Skip every image and restate the data word for word.

──────── EXTRACTED ENTRIES ────────

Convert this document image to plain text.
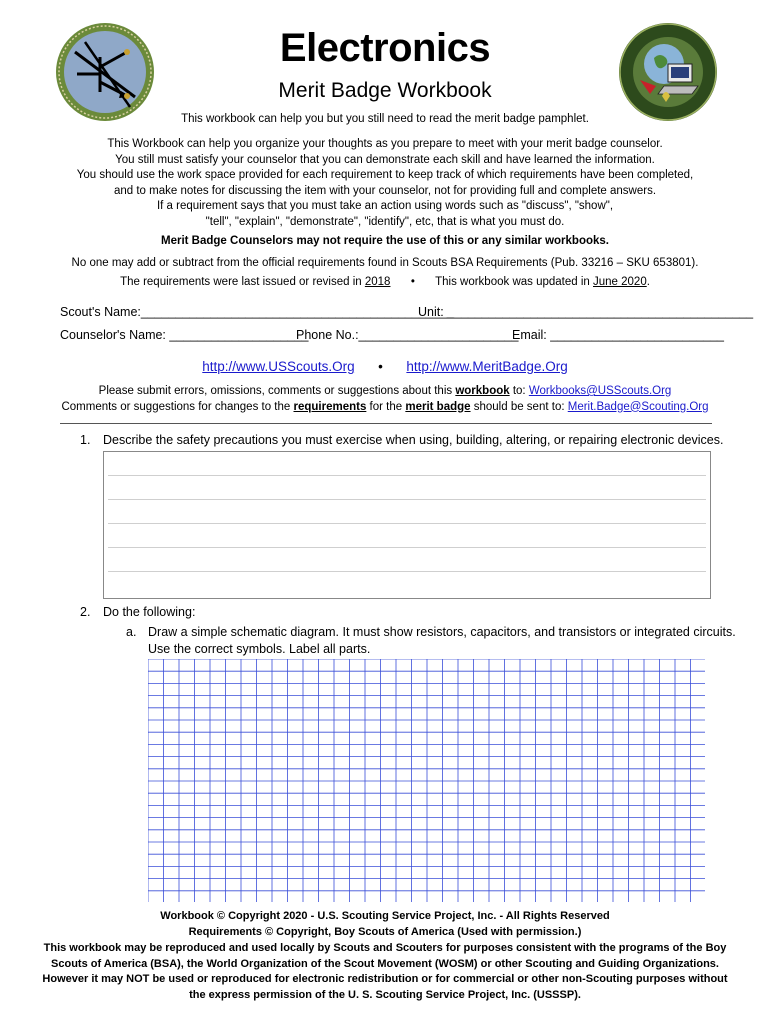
Electronics
Merit Badge Workbook
This workbook can help you but you still need to read the merit badge pamphlet.
This Workbook can help you organize your thoughts as you prepare to meet with your merit badge counselor.
You still must satisfy your counselor that you can demonstrate each skill and have learned the information.
You should use the work space provided for each requirement to keep track of which requirements have been completed,
and to make notes for discussing the item with your counselor, not for providing full and complete answers.
If a requirement says that you must take an action using words such as "discuss", "show",
"tell", "explain", "demonstrate", "identify", etc, that is what you must do.
Merit Badge Counselors may not require the use of this or any similar workbooks.
No one may add or subtract from the official requirements found in Scouts BSA Requirements (Pub. 33216 – SKU 653801).
The requirements were last issued or revised in 2018 • This workbook was updated in June 2020.
Scout's Name:_____________________________________________
Unit: ____________________________________________
Counselor's Name: ____________________
Phone No.:_______________________
Email: _________________________
http://www.USScouts.Org • http://www.MeritBadge.Org
Please submit errors, omissions, comments or suggestions about this workbook to: Workbooks@USScouts.Org
Comments or suggestions for changes to the requirements for the merit badge should be sent to: Merit.Badge@Scouting.Org
1. Describe the safety precautions you must exercise when using, building, altering, or repairing electronic devices.
2. Do the following:
a. Draw a simple schematic diagram. It must show resistors, capacitors, and transistors or integrated circuits.
Use the correct symbols. Label all parts.
Workbook © Copyright 2020 - U.S. Scouting Service Project, Inc. - All Rights Reserved
Requirements © Copyright, Boy Scouts of America (Used with permission.)
This workbook may be reproduced and used locally by Scouts and Scouters for purposes consistent with the programs of the Boy Scouts of America (BSA), the World Organization of the Scout Movement (WOSM) or other Scouting and Guiding Organizations. However it may NOT be used or reproduced for electronic redistribution or for commercial or other non-Scouting purposes without the express permission of the U. S. Scouting Service Project, Inc. (USSSP).
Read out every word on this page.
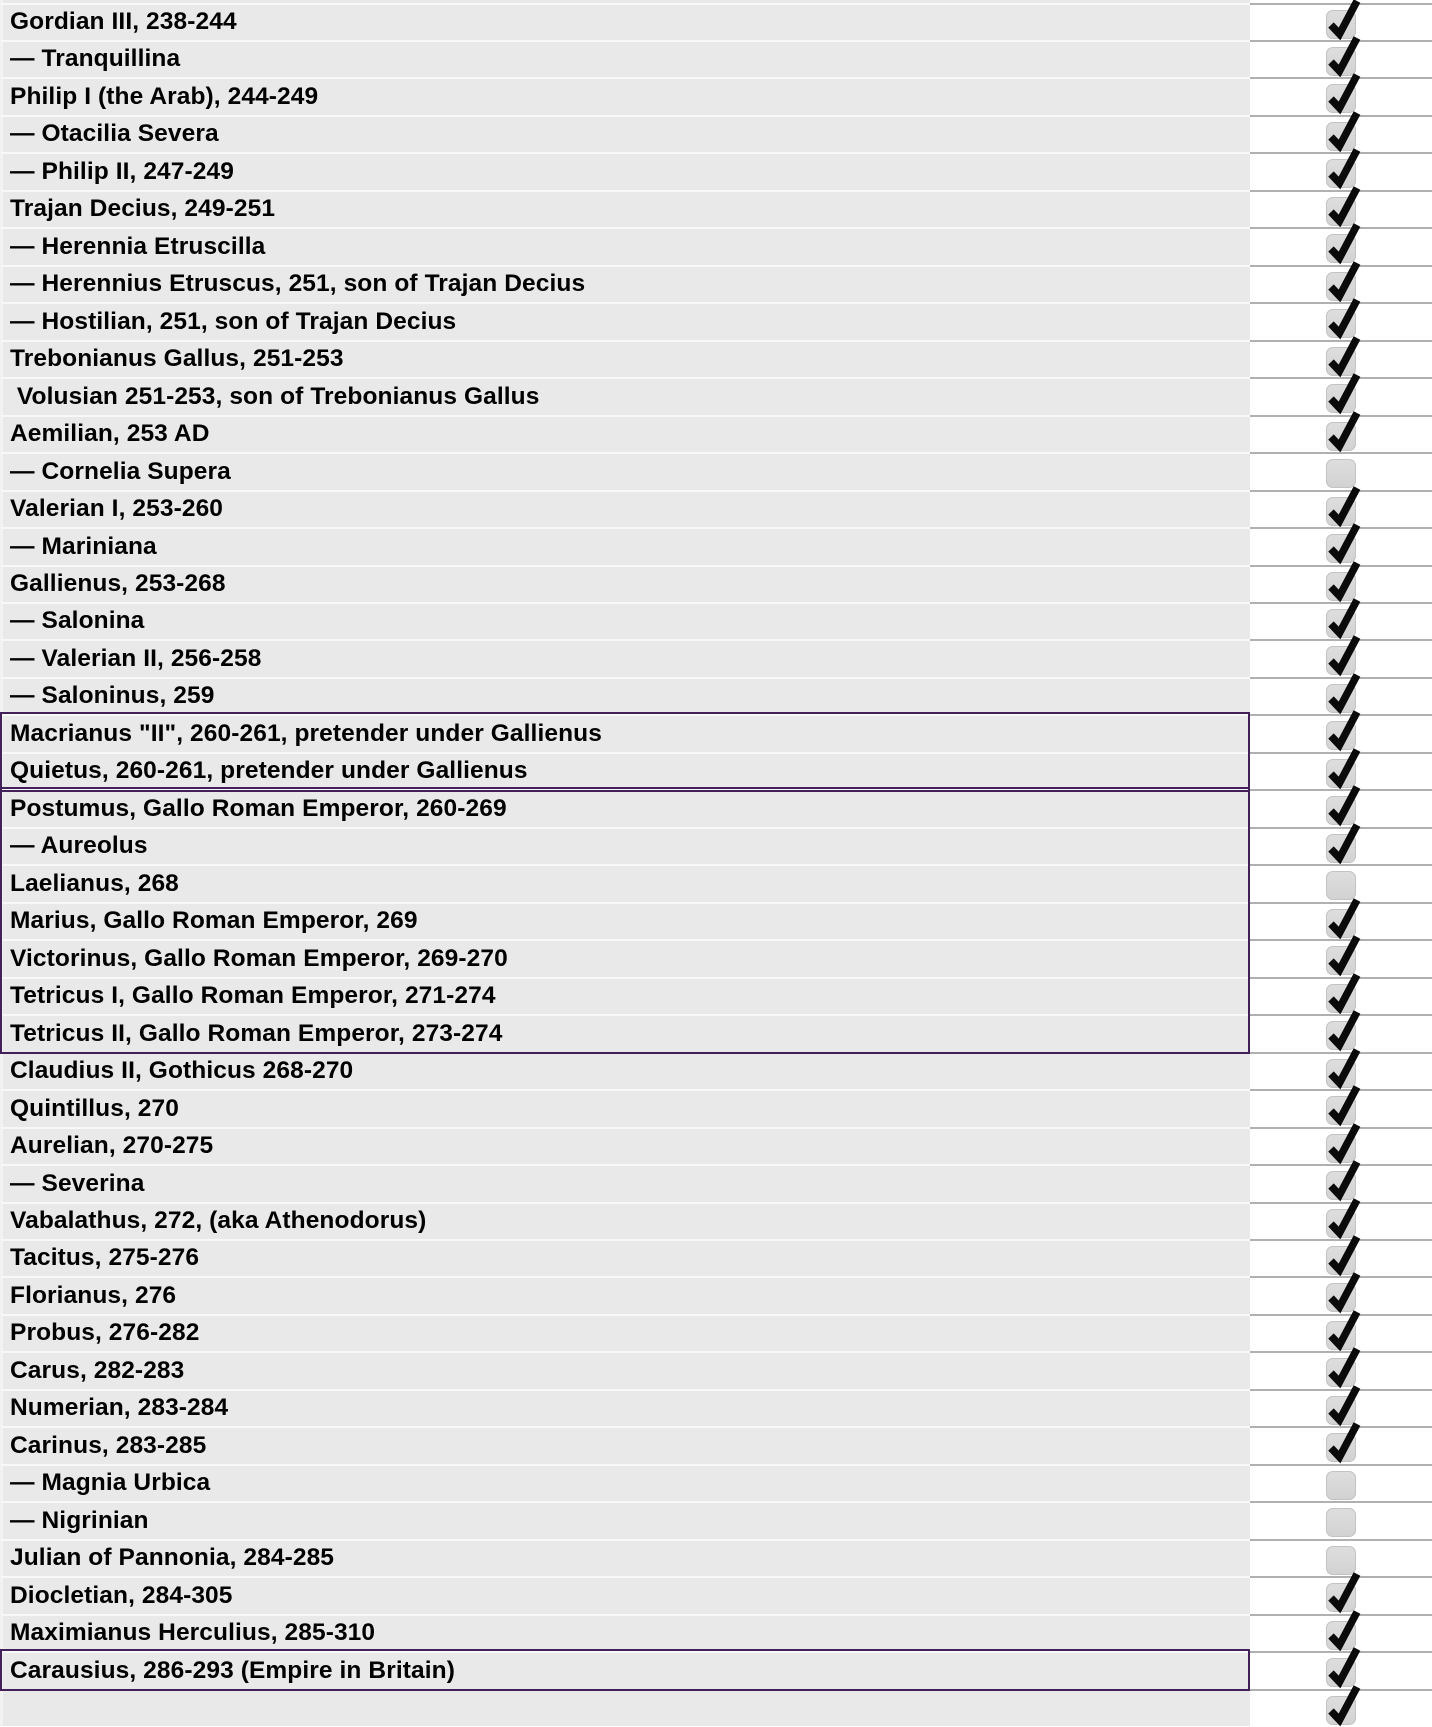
Gordian III, 238-244
— Tranquillina
Philip I (the Arab), 244-249
— Otacilia Severa
— Philip II, 247-249
Trajan Decius, 249-251
— Herennia Etruscilla
— Herennius Etruscus, 251, son of Trajan Decius
— Hostilian, 251, son of Trajan Decius
Trebonianus Gallus, 251-253
Volusian 251-253, son of Trebonianus Gallus
Aemilian, 253 AD
— Cornelia Supera
Valerian I, 253-260
— Mariniana
Gallienus, 253-268
— Salonina
— Valerian II, 256-258
— Saloninus, 259
Macrianus "II", 260-261, pretender under Gallienus
Quietus, 260-261, pretender under Gallienus
Postumus, Gallo Roman Emperor, 260-269
— Aureolus
Laelianus, 268
Marius, Gallo Roman Emperor, 269
Victorinus, Gallo Roman Emperor, 269-270
Tetricus I, Gallo Roman Emperor, 271-274
Tetricus II, Gallo Roman Emperor, 273-274
Claudius II, Gothicus 268-270
Quintillus, 270
Aurelian, 270-275
— Severina
Vabalathus, 272, (aka Athenodorus)
Tacitus, 275-276
Florianus, 276
Probus, 276-282
Carus, 282-283
Numerian, 283-284
Carinus, 283-285
— Magnia Urbica
— Nigrinian
Julian of Pannonia, 284-285
Diocletian, 284-305
Maximianus Herculius, 285-310
Carausius, 286-293 (Empire in Britain)
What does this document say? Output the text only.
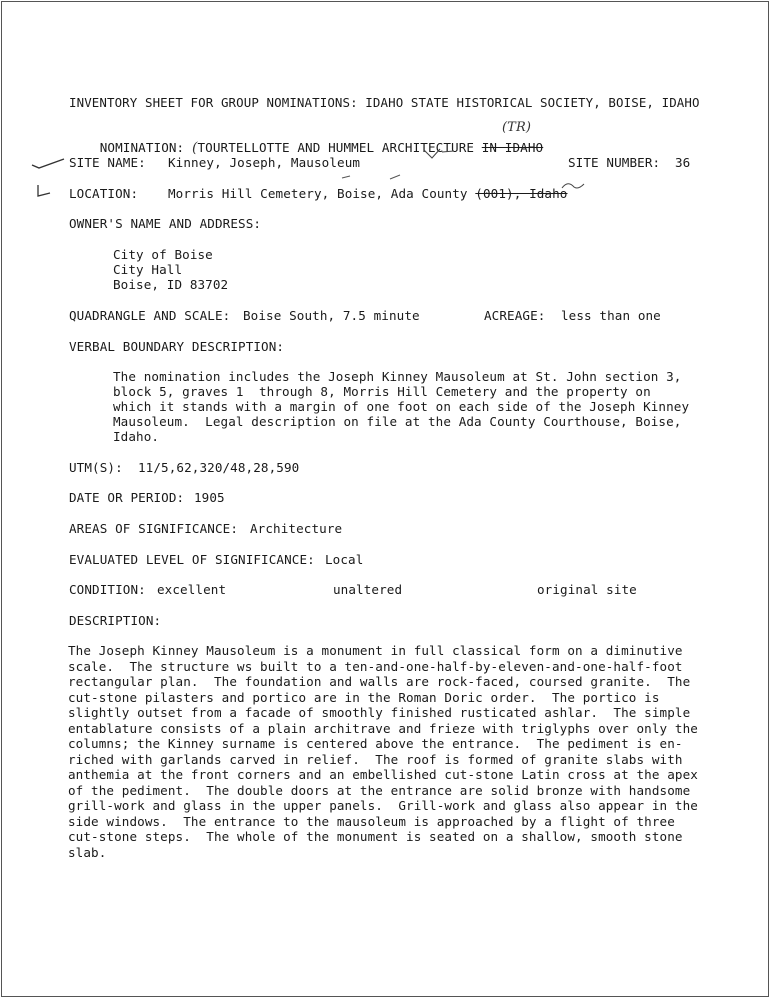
INVENTORY SHEET FOR GROUP NOMINATIONS: IDAHO STATE HISTORICAL SOCIETY, BOISE, IDAHO

NOMINATION: (TOURTELLOTTE AND HUMMEL ARCHITECTURE IN IDAHO

(TR)
SITE NAME: Kinney, Joseph, Mausoleum	SITE NUMBER: 36
LOCATION: Morris Hill Cemetery, Boise, Ada County (001), Idaho
OWNER'S NAME AND ADDRESS:
City of Boise
City Hall
Boise, ID 83702
QUADRANGLE AND SCALE: Boise South, 7.5 minute	ACREAGE: less than one
VERBAL BOUNDARY DESCRIPTION:
The nomination includes the Joseph Kinney Mausoleum at St. John section 3,
block 5, graves 1  through 8, Morris Hill Cemetery and the property on
which it stands with a margin of one foot on each side of the Joseph Kinney
Mausoleum.  Legal description on file at the Ada County Courthouse, Boise,
Idaho.
UTM(S): 11/5,62,320/48,28,590
DATE OR PERIOD: 1905
AREAS OF SIGNIFICANCE: Architecture
EVALUATED LEVEL OF SIGNIFICANCE: Local
CONDITION: excellent	unaltered	original site
DESCRIPTION:
The Joseph Kinney Mausoleum is a monument in full classical form on a diminutive
scale.  The structure ws built to a ten-and-one-half-by-eleven-and-one-half-foot
rectangular plan.  The foundation and walls are rock-faced, coursed granite.  The
cut-stone pilasters and portico are in the Roman Doric order.  The portico is
slightly outset from a facade of smoothly finished rusticated ashlar.  The simple
entablature consists of a plain architrave and frieze with triglyphs over only the
columns; the Kinney surname is centered above the entrance.  The pediment is en-
riched with garlands carved in relief.  The roof is formed of granite slabs with
anthemia at the front corners and an embellished cut-stone Latin cross at the apex
of the pediment.  The double doors at the entrance are solid bronze with handsome
grill-work and glass in the upper panels.  Grill-work and glass also appear in the
side windows.  The entrance to the mausoleum is approached by a flight of three
cut-stone steps.  The whole of the monument is seated on a shallow, smooth stone
slab.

────────

▸ **ANSWER TO THIS TASK**
Convert this document image to plain text.
Electronics
Merit Badge Workbook
This workbook can help you but you still need to read the merit badge pamphlet.
This Workbook can help you organize your thoughts as you prepare to meet with your merit badge counselor.
You still must satisfy your counselor that you can demonstrate each skill and have learned the information.
You should use the work space provided for each requirement to keep track of which requirements have been completed,
and to make notes for discussing the item with your counselor, not for providing full and complete answers.
If a requirement says that you must take an action using words such as "discuss", "show",
"tell", "explain", "demonstrate", "identify", etc, that is what you must do.
Merit Badge Counselors may not require the use of this or any similar workbooks.
No one may add or subtract from the official requirements found in Scouts BSA Requirements (Pub. 33216 – SKU 653801).
The requirements were last issued or revised in 2018 • This workbook was updated in June 2020.
Scout's Name:_____________________________________________
Unit: ____________________________________________
Counselor's Name: ____________________
Phone No.:_______________________
Email: _________________________
http://www.USScouts.Org • http://www.MeritBadge.Org
Please submit errors, omissions, comments or suggestions about this workbook to: Workbooks@USScouts.Org
Comments or suggestions for changes to the requirements for the merit badge should be sent to: Merit.Badge@Scouting.Org
1. Describe the safety precautions you must exercise when using, building, altering, or repairing electronic devices.
2. Do the following:
a. Draw a simple schematic diagram. It must show resistors, capacitors, and transistors or integrated circuits.
Use the correct symbols. Label all parts.
Workbook © Copyright 2020 - U.S. Scouting Service Project, Inc. - All Rights Reserved
Requirements © Copyright, Boy Scouts of America (Used with permission.)
This workbook may be reproduced and used locally by Scouts and Scouters for purposes consistent with the programs of the Boy Scouts of America (BSA), the World Organization of the Scout Movement (WOSM) or other Scouting and Guiding Organizations. However it may NOT be used or reproduced for electronic redistribution or for commercial or other non-Scouting purposes without the express permission of the U. S. Scouting Service Project, Inc. (USSSP).
Read out every word on this page.
Gordian III, 238-244
— Tranquillina
Philip I (the Arab), 244-249
— Otacilia Severa
— Philip II, 247-249
Trajan Decius, 249-251
— Herennia Etruscilla
— Herennius Etruscus, 251, son of Trajan Decius
— Hostilian, 251, son of Trajan Decius
Trebonianus Gallus, 251-253
Volusian 251-253, son of Trebonianus Gallus
Aemilian, 253 AD
— Cornelia Supera
Valerian I, 253-260
— Mariniana
Gallienus, 253-268
— Salonina
— Valerian II, 256-258
— Saloninus, 259
Macrianus "II", 260-261, pretender under Gallienus
Quietus, 260-261, pretender under Gallienus
Postumus, Gallo Roman Emperor, 260-269
— Aureolus
Laelianus, 268
Marius, Gallo Roman Emperor, 269
Victorinus, Gallo Roman Emperor, 269-270
Tetricus I, Gallo Roman Emperor, 271-274
Tetricus II, Gallo Roman Emperor, 273-274
Claudius II, Gothicus 268-270
Quintillus, 270
Aurelian, 270-275
— Severina
Vabalathus, 272, (aka Athenodorus)
Tacitus, 275-276
Florianus, 276
Probus, 276-282
Carus, 282-283
Numerian, 283-284
Carinus, 283-285
— Magnia Urbica
— Nigrinian
Julian of Pannonia, 284-285
Diocletian, 284-305
Maximianus Herculius, 285-310
Carausius, 286-293 (Empire in Britain)
What does this document say? Output the text only.
INVENTORY SHEET FOR GROUP NOMINATIONS: IDAHO STATE HISTORICAL SOCIETY, BOISE, IDAHO

NOMINATION: (TOURTELLOTTE AND HUMMEL ARCHITECTURE IN IDAHO

(TR)
SITE NAME: Kinney, Joseph, Mausoleum	SITE NUMBER: 36
LOCATION: Morris Hill Cemetery, Boise, Ada County (001), Idaho
OWNER'S NAME AND ADDRESS:
City of Boise
City Hall
Boise, ID 83702
QUADRANGLE AND SCALE: Boise South, 7.5 minute	ACREAGE: less than one
VERBAL BOUNDARY DESCRIPTION:
The nomination includes the Joseph Kinney Mausoleum at St. John section 3,
block 5, graves 1  through 8, Morris Hill Cemetery and the property on
which it stands with a margin of one foot on each side of the Joseph Kinney
Mausoleum.  Legal description on file at the Ada County Courthouse, Boise,
Idaho.
UTM(S): 11/5,62,320/48,28,590
DATE OR PERIOD: 1905
AREAS OF SIGNIFICANCE: Architecture
EVALUATED LEVEL OF SIGNIFICANCE: Local
CONDITION: excellent	unaltered	original site
DESCRIPTION:
The Joseph Kinney Mausoleum is a monument in full classical form on a diminutive
scale.  The structure ws built to a ten-and-one-half-by-eleven-and-one-half-foot
rectangular plan.  The foundation and walls are rock-faced, coursed granite.  The
cut-stone pilasters and portico are in the Roman Doric order.  The portico is
slightly outset from a facade of smoothly finished rusticated ashlar.  The simple
entablature consists of a plain architrave and frieze with triglyphs over only the
columns; the Kinney surname is centered above the entrance.  The pediment is en-
riched with garlands carved in relief.  The roof is formed of granite slabs with
anthemia at the front corners and an embellished cut-stone Latin cross at the apex
of the pediment.  The double doors at the entrance are solid bronze with handsome
grill-work and glass in the upper panels.  Grill-work and glass also appear in the
side windows.  The entrance to the mausoleum is approached by a flight of three
cut-stone steps.  The whole of the monument is seated on a shallow, smooth stone
slab.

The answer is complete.